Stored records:
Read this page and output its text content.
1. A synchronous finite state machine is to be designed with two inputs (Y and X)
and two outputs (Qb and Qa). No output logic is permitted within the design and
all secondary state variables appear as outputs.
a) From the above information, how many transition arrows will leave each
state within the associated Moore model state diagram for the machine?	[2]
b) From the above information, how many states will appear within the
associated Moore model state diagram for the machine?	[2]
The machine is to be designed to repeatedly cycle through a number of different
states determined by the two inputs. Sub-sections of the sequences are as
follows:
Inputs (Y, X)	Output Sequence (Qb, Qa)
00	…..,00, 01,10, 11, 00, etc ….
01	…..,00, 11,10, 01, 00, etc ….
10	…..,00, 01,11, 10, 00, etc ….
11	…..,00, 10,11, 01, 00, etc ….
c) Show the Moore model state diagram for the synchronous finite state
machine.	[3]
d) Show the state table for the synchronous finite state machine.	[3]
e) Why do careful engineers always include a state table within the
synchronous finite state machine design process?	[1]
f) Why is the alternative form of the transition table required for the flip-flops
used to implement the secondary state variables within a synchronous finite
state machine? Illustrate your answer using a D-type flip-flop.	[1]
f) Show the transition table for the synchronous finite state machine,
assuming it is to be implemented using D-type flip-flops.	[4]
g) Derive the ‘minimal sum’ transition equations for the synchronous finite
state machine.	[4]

** Prompt **
For each line of the listing that holds the word "diagram", show that line.

** Solution **
state within the associated Moore model state diagram for the machine?	[2]
associated Moore model state diagram for the machine?	[2]
c) Show the Moore model state diagram for the synchronous finite state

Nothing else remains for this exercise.